--- begin ---

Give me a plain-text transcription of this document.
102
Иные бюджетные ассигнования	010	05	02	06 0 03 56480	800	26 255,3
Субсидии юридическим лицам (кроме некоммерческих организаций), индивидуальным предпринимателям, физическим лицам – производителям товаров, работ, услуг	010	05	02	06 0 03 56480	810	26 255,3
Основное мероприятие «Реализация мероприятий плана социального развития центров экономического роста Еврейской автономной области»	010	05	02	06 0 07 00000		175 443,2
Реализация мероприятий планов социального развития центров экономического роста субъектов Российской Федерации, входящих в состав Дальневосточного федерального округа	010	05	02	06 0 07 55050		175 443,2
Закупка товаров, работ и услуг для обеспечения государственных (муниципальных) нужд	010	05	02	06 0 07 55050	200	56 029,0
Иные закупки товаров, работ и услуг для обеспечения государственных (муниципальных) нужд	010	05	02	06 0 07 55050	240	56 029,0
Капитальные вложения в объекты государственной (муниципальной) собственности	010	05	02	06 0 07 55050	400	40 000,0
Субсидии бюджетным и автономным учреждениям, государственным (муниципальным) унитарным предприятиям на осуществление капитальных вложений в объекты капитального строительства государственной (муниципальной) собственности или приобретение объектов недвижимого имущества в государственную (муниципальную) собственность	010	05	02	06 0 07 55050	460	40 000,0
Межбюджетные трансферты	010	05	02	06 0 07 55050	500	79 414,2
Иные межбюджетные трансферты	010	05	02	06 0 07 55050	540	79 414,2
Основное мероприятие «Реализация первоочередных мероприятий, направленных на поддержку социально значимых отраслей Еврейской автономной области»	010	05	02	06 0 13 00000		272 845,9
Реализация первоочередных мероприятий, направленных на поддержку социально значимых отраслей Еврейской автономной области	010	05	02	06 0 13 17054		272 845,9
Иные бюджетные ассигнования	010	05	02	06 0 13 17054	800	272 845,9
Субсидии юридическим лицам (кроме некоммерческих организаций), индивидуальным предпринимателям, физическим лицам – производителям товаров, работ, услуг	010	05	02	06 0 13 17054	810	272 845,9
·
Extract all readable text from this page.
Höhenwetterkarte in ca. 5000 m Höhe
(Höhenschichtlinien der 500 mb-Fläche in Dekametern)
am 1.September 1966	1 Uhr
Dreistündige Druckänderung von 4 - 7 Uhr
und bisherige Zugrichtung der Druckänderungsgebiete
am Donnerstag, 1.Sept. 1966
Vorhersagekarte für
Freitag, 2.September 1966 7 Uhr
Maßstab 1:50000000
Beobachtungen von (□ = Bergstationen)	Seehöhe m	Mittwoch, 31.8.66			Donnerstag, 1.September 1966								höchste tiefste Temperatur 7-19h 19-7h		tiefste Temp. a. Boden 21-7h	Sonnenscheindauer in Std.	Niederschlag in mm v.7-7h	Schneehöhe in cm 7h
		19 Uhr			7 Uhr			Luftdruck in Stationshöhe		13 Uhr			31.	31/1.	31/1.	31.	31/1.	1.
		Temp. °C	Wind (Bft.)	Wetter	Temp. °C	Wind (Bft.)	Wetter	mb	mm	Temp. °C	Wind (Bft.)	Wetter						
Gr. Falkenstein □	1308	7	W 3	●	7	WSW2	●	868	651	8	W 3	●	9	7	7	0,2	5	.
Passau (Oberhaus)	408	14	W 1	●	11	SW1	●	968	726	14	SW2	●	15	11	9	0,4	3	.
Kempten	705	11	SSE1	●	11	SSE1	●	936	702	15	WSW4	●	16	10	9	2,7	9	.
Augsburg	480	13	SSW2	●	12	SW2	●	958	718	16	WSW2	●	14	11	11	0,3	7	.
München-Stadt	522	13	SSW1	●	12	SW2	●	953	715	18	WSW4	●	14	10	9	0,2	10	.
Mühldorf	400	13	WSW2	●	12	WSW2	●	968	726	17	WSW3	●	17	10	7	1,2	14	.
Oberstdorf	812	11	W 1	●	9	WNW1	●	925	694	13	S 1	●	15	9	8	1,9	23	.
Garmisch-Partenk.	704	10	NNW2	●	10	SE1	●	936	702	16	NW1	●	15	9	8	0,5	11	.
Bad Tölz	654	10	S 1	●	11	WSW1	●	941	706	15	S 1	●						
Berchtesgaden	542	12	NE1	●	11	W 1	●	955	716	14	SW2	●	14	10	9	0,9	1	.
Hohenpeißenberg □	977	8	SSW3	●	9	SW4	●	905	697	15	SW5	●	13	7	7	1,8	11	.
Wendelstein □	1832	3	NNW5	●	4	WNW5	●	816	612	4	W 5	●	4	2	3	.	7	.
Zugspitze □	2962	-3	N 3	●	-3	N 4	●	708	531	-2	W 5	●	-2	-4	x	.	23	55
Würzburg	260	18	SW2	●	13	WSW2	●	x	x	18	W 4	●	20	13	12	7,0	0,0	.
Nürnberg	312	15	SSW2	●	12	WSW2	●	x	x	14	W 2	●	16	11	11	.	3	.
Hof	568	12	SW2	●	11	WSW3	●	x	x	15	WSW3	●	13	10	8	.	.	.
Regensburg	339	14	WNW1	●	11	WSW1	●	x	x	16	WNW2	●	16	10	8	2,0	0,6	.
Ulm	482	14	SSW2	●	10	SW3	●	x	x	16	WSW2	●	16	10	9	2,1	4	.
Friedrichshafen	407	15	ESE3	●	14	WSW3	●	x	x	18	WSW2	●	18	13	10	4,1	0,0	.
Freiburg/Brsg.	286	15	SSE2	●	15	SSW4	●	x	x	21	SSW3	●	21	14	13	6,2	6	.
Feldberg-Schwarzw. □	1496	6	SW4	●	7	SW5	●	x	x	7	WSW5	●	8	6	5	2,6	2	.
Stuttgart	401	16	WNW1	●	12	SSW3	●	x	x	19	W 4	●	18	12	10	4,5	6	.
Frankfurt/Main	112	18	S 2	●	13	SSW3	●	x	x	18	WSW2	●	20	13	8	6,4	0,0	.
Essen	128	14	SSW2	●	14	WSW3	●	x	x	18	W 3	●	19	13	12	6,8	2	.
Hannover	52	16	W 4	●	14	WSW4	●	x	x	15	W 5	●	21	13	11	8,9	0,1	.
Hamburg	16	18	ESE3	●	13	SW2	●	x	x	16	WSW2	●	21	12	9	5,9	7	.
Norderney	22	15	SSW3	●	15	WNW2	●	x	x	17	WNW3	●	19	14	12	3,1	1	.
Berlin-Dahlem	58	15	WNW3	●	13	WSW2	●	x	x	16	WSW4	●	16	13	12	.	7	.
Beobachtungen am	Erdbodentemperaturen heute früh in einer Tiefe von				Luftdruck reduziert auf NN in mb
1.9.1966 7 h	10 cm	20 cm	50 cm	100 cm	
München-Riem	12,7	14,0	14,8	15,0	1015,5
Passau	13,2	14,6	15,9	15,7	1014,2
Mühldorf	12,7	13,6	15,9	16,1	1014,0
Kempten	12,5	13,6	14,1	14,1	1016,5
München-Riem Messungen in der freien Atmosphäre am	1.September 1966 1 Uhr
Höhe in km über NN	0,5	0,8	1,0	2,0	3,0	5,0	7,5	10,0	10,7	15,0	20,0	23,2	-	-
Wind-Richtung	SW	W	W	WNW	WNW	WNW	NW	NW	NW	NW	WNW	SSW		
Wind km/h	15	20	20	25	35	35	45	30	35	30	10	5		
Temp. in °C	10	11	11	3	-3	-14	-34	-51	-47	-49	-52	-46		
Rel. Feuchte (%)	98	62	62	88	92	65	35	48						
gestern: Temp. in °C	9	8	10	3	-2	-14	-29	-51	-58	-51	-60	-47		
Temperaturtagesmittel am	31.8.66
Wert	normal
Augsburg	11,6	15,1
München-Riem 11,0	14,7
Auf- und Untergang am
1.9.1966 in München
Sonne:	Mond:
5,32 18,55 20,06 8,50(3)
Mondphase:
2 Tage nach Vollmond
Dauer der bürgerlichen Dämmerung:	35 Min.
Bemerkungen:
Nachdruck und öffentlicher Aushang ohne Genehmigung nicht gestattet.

--- end ---

From the records above, pull out each line that has "September".

am 1.September 1966	1 Uhr
Freitag, 2.September 1966 7 Uhr
Beobachtungen von (□ = Bergstationen)	Seehöhe m	Mittwoch, 31.8.66			Donnerstag, 1.September 1966								höchste tiefste Temperatur 7-19h 19-7h		tiefste Temp. a. Boden 21-7h	Sonnenscheindauer in Std.	Niederschlag in mm v.7-7h	Schneehöhe in cm 7h
München-Riem Messungen in der freien Atmosphäre am	1.September 1966 1 Uhr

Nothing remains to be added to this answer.